▸ **Exercise**: Wherever the word "these" appears in the entries, copy the whole line.

▸ **Extracted data entries**:
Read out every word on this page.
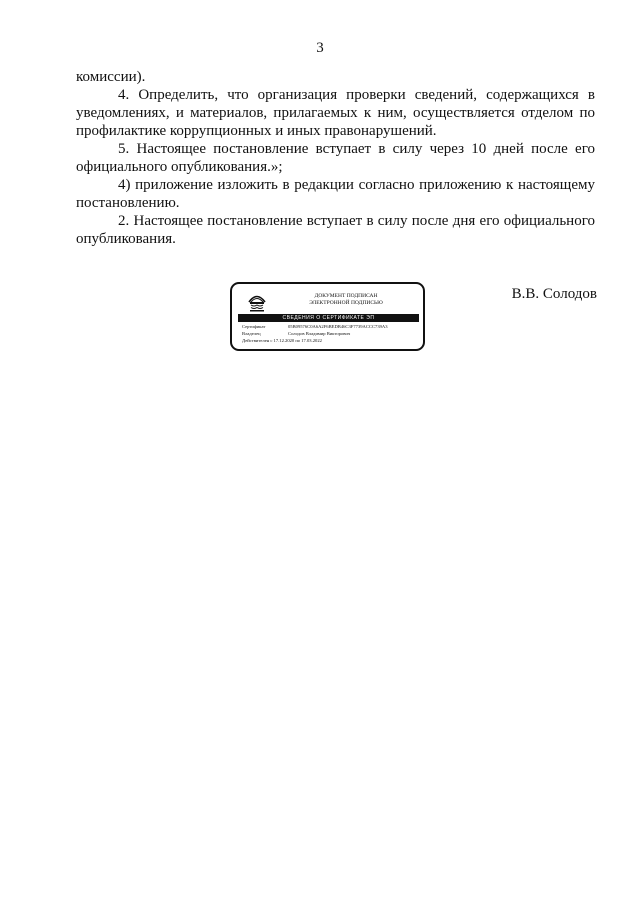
3

комиссии).

4. Определить, что организация проверки сведений, содержащихся в уведомлениях, и материалов, прилагаемых к ним, осуществляется отделом по профилактике коррупционных и иных правонарушений.

5. Настоящее постановление вступает в силу через 10 дней после его официального опубликования.»;

4) приложение изложить в редакции согласно приложению к настоящему постановлению.

2. Настоящее постановление вступает в силу после дня его официального опубликования.

ДОКУМЕНТ ПОДПИСАН
ЭЛЕКТРОННОЙ ПОДПИСЬЮ
СВЕДЕНИЯ О СЕРТИФИКАТЕ ЭП
Сертификат	05B09576C0A6A2F6BEDB46C3F7739ACCC739A3
Владелец	Солодов Владимир Викторович
Действителен с 17.12.2020 по 17.03.2022
В.В. Солодов
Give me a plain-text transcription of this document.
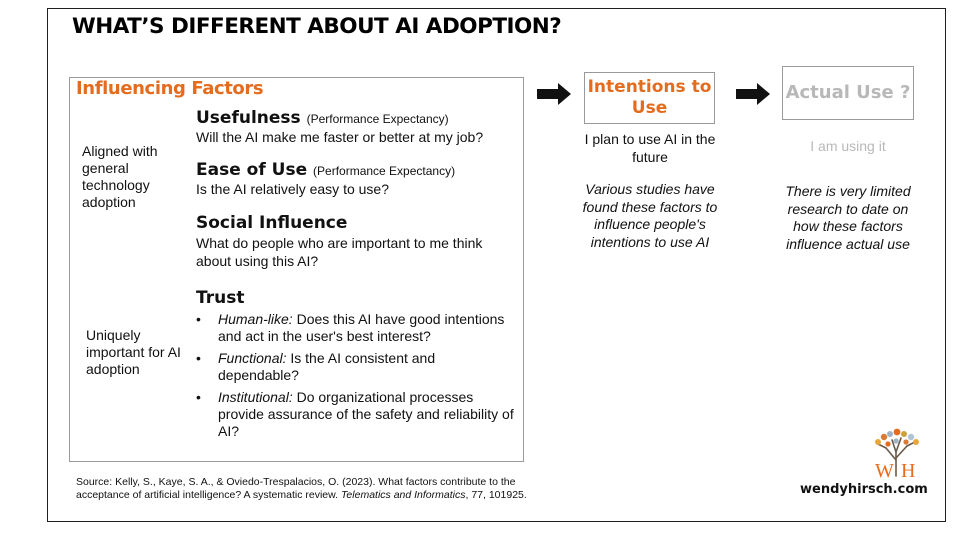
WHAT’S DIFFERENT ABOUT AI ADOPTION?
Influencing Factors
Aligned with general technology adoption
Uniquely important for AI adoption
Usefulness (Performance Expectancy)
Will the AI make me faster or better at my job?
Ease of Use (Performance Expectancy)
Is the AI relatively easy to use?
Social Influence
What do people who are important to me think about using this AI?
Trust
• Human-like: Does this AI have good intentions and act in the user's best interest?
• Functional: Is the AI consistent and dependable?
• Institutional: Do organizational processes provide assurance of the safety and reliability of AI?
Intentions to Use
I plan to use AI in the future
Various studies have found these factors to influence people's intentions to use AI
Actual Use ?
I am using it
There is very limited research to date on how these factors influence actual use
Source: Kelly, S., Kaye, S. A., & Oviedo-Trespalacios, O. (2023). What factors contribute to the acceptance of artificial intelligence? A systematic review. Telematics and Informatics, 77, 101925.
W H
wendyhirsch.com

▸ **Finished exercise**:
Various studies have found these factors to influence people's intentions to use AI
There is very limited research to date on how these factors influence actual use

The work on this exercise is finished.